§ THE DATA:

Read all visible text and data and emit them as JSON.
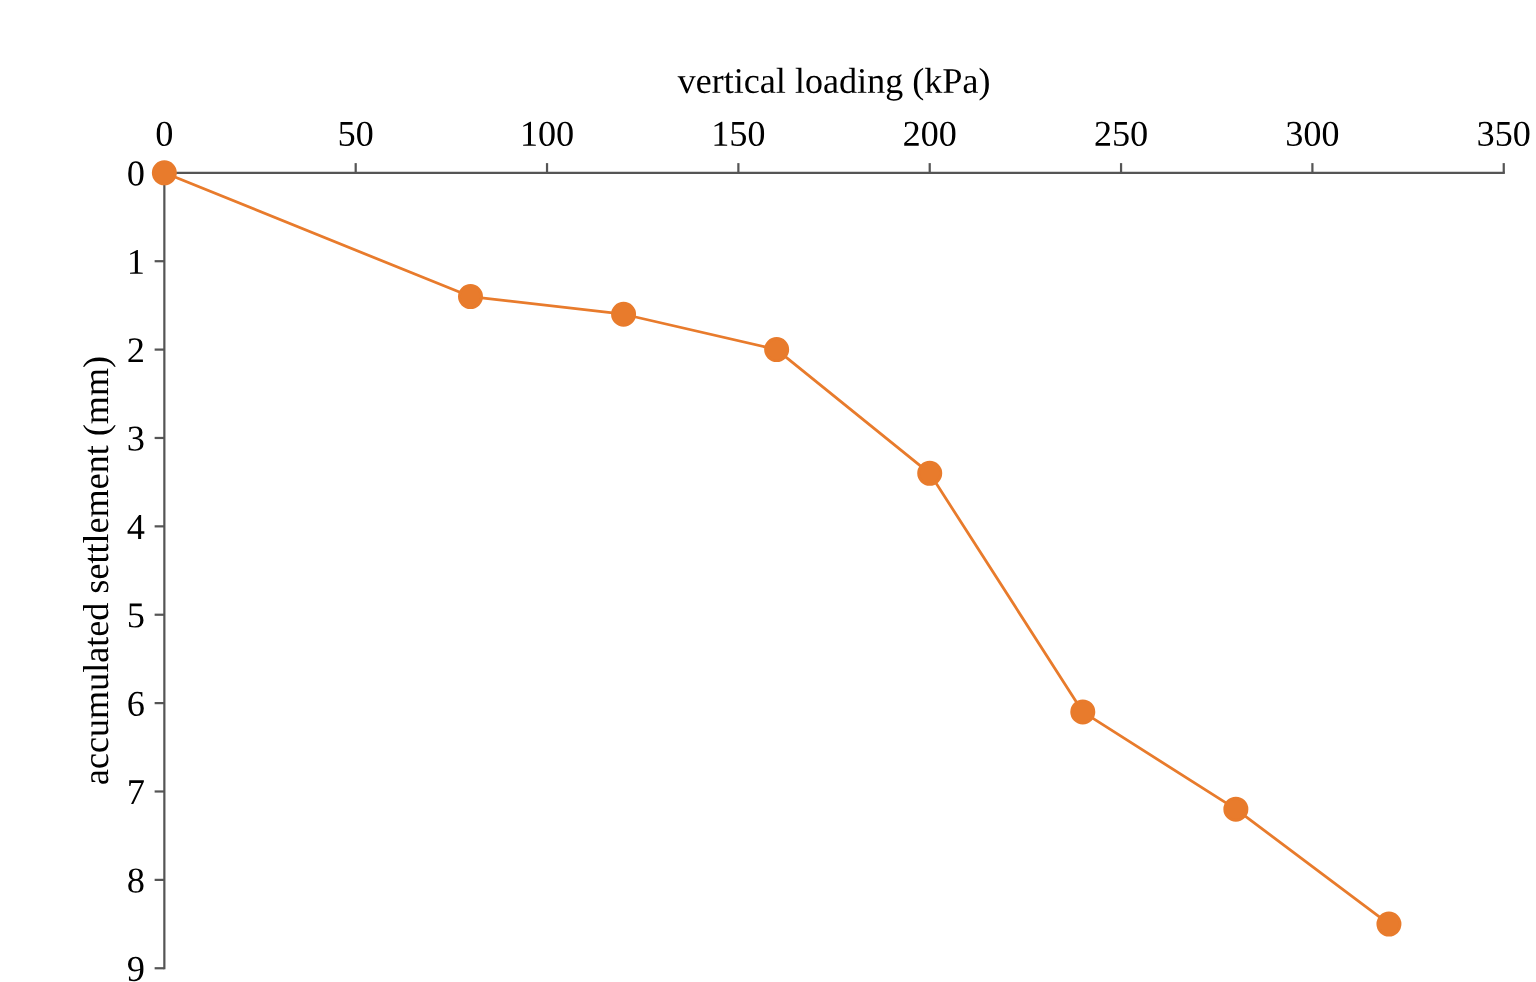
{
  "chart_data": {
    "type": "line",
    "xlabel": "vertical loading (kPa)",
    "ylabel": "accumulated settlement (mm)",
    "x": [
      0,
      80,
      120,
      160,
      200,
      240,
      280,
      320
    ],
    "series": [
      {
        "color": "#e87b2c",
        "values": [
          0,
          1.4,
          1.6,
          2.0,
          3.4,
          6.1,
          7.2,
          8.5
        ]
      }
    ],
    "xlim": [
      0,
      350
    ],
    "xticks": [
      0,
      50,
      100,
      150,
      200,
      250,
      300,
      350
    ],
    "ylim": [
      9,
      0
    ],
    "yticks": [
      0,
      1,
      2,
      3,
      4,
      5,
      6,
      7,
      8,
      9
    ],
    "grid": false,
    "legend": false,
    "marker": "circle",
    "line_style": "solid"
  }
}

§ WHAT YOU SHOULD DO:
Set down the complete material exactly, but do not include the images.

§ SOLUTION FOR THIS PROBLEM:
Read all visible text and data and emit them as JSON.
{
  "chart_data": {
    "type": "line",
    "xlabel": "vertical loading (kPa)",
    "ylabel": "accumulated settlement (mm)",
    "x": [
      0,
      80,
      120,
      160,
      200,
      240,
      280,
      320
    ],
    "series": [
      {
        "color": "#e87b2c",
        "values": [
          0,
          1.4,
          1.6,
          2.0,
          3.4,
          6.1,
          7.2,
          8.5
        ]
      }
    ],
    "xlim": [
      0,
      350
    ],
    "xticks": [
      0,
      50,
      100,
      150,
      200,
      250,
      300,
      350
    ],
    "ylim": [
      9,
      0
    ],
    "yticks": [
      0,
      1,
      2,
      3,
      4,
      5,
      6,
      7,
      8,
      9
    ],
    "grid": false,
    "legend": false,
    "marker": "circle",
    "line_style": "solid"
  }
}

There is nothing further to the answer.